§ **Your task**
Pick out all lines with the word "redemptions" from the records that follow.

§ **Stored data**
▬▬▬▬▬▬

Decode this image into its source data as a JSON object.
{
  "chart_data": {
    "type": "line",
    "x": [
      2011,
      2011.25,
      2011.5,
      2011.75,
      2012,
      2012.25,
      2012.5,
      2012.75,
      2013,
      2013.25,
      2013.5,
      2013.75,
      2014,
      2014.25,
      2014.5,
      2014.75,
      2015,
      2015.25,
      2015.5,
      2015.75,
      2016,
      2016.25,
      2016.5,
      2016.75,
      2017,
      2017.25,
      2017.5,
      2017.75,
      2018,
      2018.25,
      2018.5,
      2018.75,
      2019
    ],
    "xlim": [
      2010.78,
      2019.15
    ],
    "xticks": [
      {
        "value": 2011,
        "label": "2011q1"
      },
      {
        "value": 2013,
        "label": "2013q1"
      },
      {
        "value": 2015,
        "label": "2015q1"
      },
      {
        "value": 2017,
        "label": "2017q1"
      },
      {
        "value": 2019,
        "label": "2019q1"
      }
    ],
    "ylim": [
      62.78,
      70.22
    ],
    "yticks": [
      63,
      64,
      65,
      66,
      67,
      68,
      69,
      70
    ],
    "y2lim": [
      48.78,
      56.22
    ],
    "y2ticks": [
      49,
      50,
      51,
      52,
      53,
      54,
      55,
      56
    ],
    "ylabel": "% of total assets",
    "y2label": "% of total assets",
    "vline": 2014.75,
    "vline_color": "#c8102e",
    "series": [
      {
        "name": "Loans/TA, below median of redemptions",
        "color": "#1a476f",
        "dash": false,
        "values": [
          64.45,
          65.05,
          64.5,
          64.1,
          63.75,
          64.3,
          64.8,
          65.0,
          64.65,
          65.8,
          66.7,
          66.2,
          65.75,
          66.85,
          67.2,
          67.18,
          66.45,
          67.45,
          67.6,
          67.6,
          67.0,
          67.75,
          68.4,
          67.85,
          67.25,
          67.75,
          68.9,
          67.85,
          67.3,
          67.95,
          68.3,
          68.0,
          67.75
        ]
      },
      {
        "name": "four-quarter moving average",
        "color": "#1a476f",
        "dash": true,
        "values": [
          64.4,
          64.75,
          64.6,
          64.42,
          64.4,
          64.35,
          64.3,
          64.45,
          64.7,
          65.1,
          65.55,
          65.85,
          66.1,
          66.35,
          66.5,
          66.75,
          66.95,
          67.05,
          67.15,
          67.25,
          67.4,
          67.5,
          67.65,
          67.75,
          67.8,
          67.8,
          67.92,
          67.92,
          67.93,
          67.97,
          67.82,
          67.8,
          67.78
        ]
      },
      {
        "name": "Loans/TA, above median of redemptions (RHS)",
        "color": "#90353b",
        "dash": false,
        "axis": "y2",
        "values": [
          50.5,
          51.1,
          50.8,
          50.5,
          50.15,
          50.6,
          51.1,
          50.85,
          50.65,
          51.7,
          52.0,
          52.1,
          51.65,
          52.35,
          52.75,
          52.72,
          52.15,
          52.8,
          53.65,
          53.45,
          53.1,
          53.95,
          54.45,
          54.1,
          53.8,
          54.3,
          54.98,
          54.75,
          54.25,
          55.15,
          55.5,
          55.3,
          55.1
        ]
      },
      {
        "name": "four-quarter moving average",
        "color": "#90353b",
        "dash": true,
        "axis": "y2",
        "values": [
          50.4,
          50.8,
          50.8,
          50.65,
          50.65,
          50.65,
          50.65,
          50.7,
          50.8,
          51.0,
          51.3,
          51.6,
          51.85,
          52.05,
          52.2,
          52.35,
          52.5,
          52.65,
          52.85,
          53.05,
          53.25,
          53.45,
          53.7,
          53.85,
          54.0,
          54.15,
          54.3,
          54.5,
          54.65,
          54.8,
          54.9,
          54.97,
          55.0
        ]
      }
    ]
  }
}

▬▬▬▬▬▬

§ **The output**
        "name": "Loans/TA, below median of redemptions",
        "name": "Loans/TA, above median of redemptions (RHS)",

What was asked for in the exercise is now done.